WHAT YOU HAVE TO DO
Return all of the lines below exactly as they are.

>> START

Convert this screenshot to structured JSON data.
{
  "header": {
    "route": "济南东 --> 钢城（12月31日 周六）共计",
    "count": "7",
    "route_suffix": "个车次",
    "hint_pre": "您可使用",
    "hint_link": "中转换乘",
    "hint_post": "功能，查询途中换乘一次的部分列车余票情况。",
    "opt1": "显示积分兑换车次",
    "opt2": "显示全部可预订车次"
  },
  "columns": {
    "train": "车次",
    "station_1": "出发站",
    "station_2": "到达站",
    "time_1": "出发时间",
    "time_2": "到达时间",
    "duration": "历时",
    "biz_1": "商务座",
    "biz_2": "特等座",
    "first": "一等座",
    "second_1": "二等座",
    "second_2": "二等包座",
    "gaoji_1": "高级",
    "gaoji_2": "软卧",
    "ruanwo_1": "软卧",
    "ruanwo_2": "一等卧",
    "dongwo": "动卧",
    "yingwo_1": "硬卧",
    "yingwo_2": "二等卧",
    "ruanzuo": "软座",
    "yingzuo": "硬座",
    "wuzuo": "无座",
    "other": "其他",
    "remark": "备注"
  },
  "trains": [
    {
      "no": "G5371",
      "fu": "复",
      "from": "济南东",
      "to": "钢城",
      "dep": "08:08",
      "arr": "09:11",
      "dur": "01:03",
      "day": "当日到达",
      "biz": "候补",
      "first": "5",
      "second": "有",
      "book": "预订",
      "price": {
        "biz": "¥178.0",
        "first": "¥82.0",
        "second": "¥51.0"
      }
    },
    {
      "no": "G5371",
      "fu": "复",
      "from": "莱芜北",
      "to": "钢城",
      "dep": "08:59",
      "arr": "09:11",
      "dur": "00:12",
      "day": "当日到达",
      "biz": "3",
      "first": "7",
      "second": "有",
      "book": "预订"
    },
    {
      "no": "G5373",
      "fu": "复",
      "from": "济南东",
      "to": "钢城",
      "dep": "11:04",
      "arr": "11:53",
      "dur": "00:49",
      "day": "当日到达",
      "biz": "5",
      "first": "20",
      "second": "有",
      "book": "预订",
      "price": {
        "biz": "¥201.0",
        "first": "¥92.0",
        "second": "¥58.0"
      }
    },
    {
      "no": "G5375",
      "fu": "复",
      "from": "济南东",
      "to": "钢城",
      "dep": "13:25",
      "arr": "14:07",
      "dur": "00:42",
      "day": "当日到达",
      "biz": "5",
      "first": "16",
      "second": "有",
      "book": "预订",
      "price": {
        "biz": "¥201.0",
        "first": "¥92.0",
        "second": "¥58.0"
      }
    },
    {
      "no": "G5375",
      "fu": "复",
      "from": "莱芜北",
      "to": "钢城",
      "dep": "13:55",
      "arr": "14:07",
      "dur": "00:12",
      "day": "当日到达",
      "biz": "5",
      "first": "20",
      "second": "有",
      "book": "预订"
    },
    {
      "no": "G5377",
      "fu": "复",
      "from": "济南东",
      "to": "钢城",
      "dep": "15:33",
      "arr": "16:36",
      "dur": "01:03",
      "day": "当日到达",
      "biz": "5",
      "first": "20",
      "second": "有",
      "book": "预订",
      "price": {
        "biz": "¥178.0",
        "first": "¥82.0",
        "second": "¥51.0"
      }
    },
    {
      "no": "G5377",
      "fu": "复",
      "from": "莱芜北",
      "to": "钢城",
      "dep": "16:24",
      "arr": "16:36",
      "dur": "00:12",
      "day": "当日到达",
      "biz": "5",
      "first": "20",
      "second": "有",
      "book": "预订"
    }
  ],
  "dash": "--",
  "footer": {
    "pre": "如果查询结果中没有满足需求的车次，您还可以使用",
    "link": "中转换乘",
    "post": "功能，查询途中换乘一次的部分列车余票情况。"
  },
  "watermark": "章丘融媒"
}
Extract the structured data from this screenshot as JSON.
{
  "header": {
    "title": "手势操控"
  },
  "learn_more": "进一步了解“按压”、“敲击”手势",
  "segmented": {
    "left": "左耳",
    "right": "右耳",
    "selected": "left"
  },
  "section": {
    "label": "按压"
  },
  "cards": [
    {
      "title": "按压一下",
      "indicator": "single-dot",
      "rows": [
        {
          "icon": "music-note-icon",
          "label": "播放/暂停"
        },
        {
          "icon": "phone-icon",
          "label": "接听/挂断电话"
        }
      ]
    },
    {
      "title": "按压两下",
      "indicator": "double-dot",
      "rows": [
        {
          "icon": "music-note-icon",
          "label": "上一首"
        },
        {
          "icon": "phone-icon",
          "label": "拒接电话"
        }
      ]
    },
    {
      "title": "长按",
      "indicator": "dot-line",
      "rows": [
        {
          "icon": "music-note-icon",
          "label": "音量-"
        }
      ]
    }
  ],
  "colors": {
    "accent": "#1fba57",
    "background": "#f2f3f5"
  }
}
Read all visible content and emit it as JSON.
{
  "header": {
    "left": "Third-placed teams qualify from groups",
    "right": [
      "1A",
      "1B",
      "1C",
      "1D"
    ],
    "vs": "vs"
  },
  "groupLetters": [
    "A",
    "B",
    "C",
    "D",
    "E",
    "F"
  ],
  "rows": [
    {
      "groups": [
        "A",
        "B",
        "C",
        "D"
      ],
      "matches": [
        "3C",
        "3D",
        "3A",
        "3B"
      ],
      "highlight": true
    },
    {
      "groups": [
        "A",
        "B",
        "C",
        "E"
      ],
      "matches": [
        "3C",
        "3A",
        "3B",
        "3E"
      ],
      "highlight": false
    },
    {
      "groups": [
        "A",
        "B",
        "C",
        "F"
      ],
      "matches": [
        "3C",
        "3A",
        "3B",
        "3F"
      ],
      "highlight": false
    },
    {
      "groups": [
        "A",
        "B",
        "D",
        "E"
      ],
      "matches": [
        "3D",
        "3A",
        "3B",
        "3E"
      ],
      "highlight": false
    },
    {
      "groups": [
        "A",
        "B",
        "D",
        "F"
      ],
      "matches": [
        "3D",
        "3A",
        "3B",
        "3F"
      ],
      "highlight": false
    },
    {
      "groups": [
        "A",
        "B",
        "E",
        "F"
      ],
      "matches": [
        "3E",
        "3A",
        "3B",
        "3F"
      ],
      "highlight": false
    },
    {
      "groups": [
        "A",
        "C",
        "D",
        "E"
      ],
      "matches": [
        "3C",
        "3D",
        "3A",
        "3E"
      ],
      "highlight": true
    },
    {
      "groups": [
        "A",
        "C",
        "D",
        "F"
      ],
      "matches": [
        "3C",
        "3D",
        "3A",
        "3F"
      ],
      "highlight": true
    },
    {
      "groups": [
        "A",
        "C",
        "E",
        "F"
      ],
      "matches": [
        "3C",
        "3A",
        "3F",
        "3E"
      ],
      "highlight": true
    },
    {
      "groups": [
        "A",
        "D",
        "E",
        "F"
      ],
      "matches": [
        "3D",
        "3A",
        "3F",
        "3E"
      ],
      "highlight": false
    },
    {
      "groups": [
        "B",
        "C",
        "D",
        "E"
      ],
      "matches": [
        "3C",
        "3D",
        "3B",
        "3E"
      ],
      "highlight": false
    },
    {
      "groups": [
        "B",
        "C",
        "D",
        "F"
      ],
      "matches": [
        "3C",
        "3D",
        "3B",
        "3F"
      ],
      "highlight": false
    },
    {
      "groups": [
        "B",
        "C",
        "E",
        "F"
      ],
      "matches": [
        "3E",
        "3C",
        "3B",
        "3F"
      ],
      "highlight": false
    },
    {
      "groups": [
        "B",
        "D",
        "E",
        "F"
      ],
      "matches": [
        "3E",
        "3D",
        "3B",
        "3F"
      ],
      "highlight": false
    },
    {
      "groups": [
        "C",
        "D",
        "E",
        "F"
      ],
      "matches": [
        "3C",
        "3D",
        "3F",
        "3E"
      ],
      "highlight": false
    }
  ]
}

>> END

EXPECTED ANSWER
Convert this screenshot to structured JSON data.
{
  "header": {
    "route": "济南东 --> 钢城（12月31日 周六）共计",
    "count": "7",
    "route_suffix": "个车次",
    "hint_pre": "您可使用",
    "hint_link": "中转换乘",
    "hint_post": "功能，查询途中换乘一次的部分列车余票情况。",
    "opt1": "显示积分兑换车次",
    "opt2": "显示全部可预订车次"
  },
  "columns": {
    "train": "车次",
    "station_1": "出发站",
    "station_2": "到达站",
    "time_1": "出发时间",
    "time_2": "到达时间",
    "duration": "历时",
    "biz_1": "商务座",
    "biz_2": "特等座",
    "first": "一等座",
    "second_1": "二等座",
    "second_2": "二等包座",
    "gaoji_1": "高级",
    "gaoji_2": "软卧",
    "ruanwo_1": "软卧",
    "ruanwo_2": "一等卧",
    "dongwo": "动卧",
    "yingwo_1": "硬卧",
    "yingwo_2": "二等卧",
    "ruanzuo": "软座",
    "yingzuo": "硬座",
    "wuzuo": "无座",
    "other": "其他",
    "remark": "备注"
  },
  "trains": [
    {
      "no": "G5371",
      "fu": "复",
      "from": "济南东",
      "to": "钢城",
      "dep": "08:08",
      "arr": "09:11",
      "dur": "01:03",
      "day": "当日到达",
      "biz": "候补",
      "first": "5",
      "second": "有",
      "book": "预订",
      "price": {
        "biz": "¥178.0",
        "first": "¥82.0",
        "second": "¥51.0"
      }
    },
    {
      "no": "G5371",
      "fu": "复",
      "from": "莱芜北",
      "to": "钢城",
      "dep": "08:59",
      "arr": "09:11",
      "dur": "00:12",
      "day": "当日到达",
      "biz": "3",
      "first": "7",
      "second": "有",
      "book": "预订"
    },
    {
      "no": "G5373",
      "fu": "复",
      "from": "济南东",
      "to": "钢城",
      "dep": "11:04",
      "arr": "11:53",
      "dur": "00:49",
      "day": "当日到达",
      "biz": "5",
      "first": "20",
      "second": "有",
      "book": "预订",
      "price": {
        "biz": "¥201.0",
        "first": "¥92.0",
        "second": "¥58.0"
      }
    },
    {
      "no": "G5375",
      "fu": "复",
      "from": "济南东",
      "to": "钢城",
      "dep": "13:25",
      "arr": "14:07",
      "dur": "00:42",
      "day": "当日到达",
      "biz": "5",
      "first": "16",
      "second": "有",
      "book": "预订",
      "price": {
        "biz": "¥201.0",
        "first": "¥92.0",
        "second": "¥58.0"
      }
    },
    {
      "no": "G5375",
      "fu": "复",
      "from": "莱芜北",
      "to": "钢城",
      "dep": "13:55",
      "arr": "14:07",
      "dur": "00:12",
      "day": "当日到达",
      "biz": "5",
      "first": "20",
      "second": "有",
      "book": "预订"
    },
    {
      "no": "G5377",
      "fu": "复",
      "from": "济南东",
      "to": "钢城",
      "dep": "15:33",
      "arr": "16:36",
      "dur": "01:03",
      "day": "当日到达",
      "biz": "5",
      "first": "20",
      "second": "有",
      "book": "预订",
      "price": {
        "biz": "¥178.0",
        "first": "¥82.0",
        "second": "¥51.0"
      }
    },
    {
      "no": "G5377",
      "fu": "复",
      "from": "莱芜北",
      "to": "钢城",
      "dep": "16:24",
      "arr": "16:36",
      "dur": "00:12",
      "day": "当日到达",
      "biz": "5",
      "first": "20",
      "second": "有",
      "book": "预订"
    }
  ],
  "dash": "--",
  "footer": {
    "pre": "如果查询结果中没有满足需求的车次，您还可以使用",
    "link": "中转换乘",
    "post": "功能，查询途中换乘一次的部分列车余票情况。"
  },
  "watermark": "章丘融媒"
}
Extract the structured data from this screenshot as JSON.
{
  "header": {
    "title": "手势操控"
  },
  "learn_more": "进一步了解“按压”、“敲击”手势",
  "segmented": {
    "left": "左耳",
    "right": "右耳",
    "selected": "left"
  },
  "section": {
    "label": "按压"
  },
  "cards": [
    {
      "title": "按压一下",
      "indicator": "single-dot",
      "rows": [
        {
          "icon": "music-note-icon",
          "label": "播放/暂停"
        },
        {
          "icon": "phone-icon",
          "label": "接听/挂断电话"
        }
      ]
    },
    {
      "title": "按压两下",
      "indicator": "double-dot",
      "rows": [
        {
          "icon": "music-note-icon",
          "label": "上一首"
        },
        {
          "icon": "phone-icon",
          "label": "拒接电话"
        }
      ]
    },
    {
      "title": "长按",
      "indicator": "dot-line",
      "rows": [
        {
          "icon": "music-note-icon",
          "label": "音量-"
        }
      ]
    }
  ],
  "colors": {
    "accent": "#1fba57",
    "background": "#f2f3f5"
  }
}
Read all visible content and emit it as JSON.
{
  "header": {
    "left": "Third-placed teams qualify from groups",
    "right": [
      "1A",
      "1B",
      "1C",
      "1D"
    ],
    "vs": "vs"
  },
  "groupLetters": [
    "A",
    "B",
    "C",
    "D",
    "E",
    "F"
  ],
  "rows": [
    {
      "groups": [
        "A",
        "B",
        "C",
        "D"
      ],
      "matches": [
        "3C",
        "3D",
        "3A",
        "3B"
      ],
      "highlight": true
    },
    {
      "groups": [
        "A",
        "B",
        "C",
        "E"
      ],
      "matches": [
        "3C",
        "3A",
        "3B",
        "3E"
      ],
      "highlight": false
    },
    {
      "groups": [
        "A",
        "B",
        "C",
        "F"
      ],
      "matches": [
        "3C",
        "3A",
        "3B",
        "3F"
      ],
      "highlight": false
    },
    {
      "groups": [
        "A",
        "B",
        "D",
        "E"
      ],
      "matches": [
        "3D",
        "3A",
        "3B",
        "3E"
      ],
      "highlight": false
    },
    {
      "groups": [
        "A",
        "B",
        "D",
        "F"
      ],
      "matches": [
        "3D",
        "3A",
        "3B",
        "3F"
      ],
      "highlight": false
    },
    {
      "groups": [
        "A",
        "B",
        "E",
        "F"
      ],
      "matches": [
        "3E",
        "3A",
        "3B",
        "3F"
      ],
      "highlight": false
    },
    {
      "groups": [
        "A",
        "C",
        "D",
        "E"
      ],
      "matches": [
        "3C",
        "3D",
        "3A",
        "3E"
      ],
      "highlight": true
    },
    {
      "groups": [
        "A",
        "C",
        "D",
        "F"
      ],
      "matches": [
        "3C",
        "3D",
        "3A",
        "3F"
      ],
      "highlight": true
    },
    {
      "groups": [
        "A",
        "C",
        "E",
        "F"
      ],
      "matches": [
        "3C",
        "3A",
        "3F",
        "3E"
      ],
      "highlight": true
    },
    {
      "groups": [
        "A",
        "D",
        "E",
        "F"
      ],
      "matches": [
        "3D",
        "3A",
        "3F",
        "3E"
      ],
      "highlight": false
    },
    {
      "groups": [
        "B",
        "C",
        "D",
        "E"
      ],
      "matches": [
        "3C",
        "3D",
        "3B",
        "3E"
      ],
      "highlight": false
    },
    {
      "groups": [
        "B",
        "C",
        "D",
        "F"
      ],
      "matches": [
        "3C",
        "3D",
        "3B",
        "3F"
      ],
      "highlight": false
    },
    {
      "groups": [
        "B",
        "C",
        "E",
        "F"
      ],
      "matches": [
        "3E",
        "3C",
        "3B",
        "3F"
      ],
      "highlight": false
    },
    {
      "groups": [
        "B",
        "D",
        "E",
        "F"
      ],
      "matches": [
        "3E",
        "3D",
        "3B",
        "3F"
      ],
      "highlight": false
    },
    {
      "groups": [
        "C",
        "D",
        "E",
        "F"
      ],
      "matches": [
        "3C",
        "3D",
        "3F",
        "3E"
      ],
      "highlight": false
    }
  ]
}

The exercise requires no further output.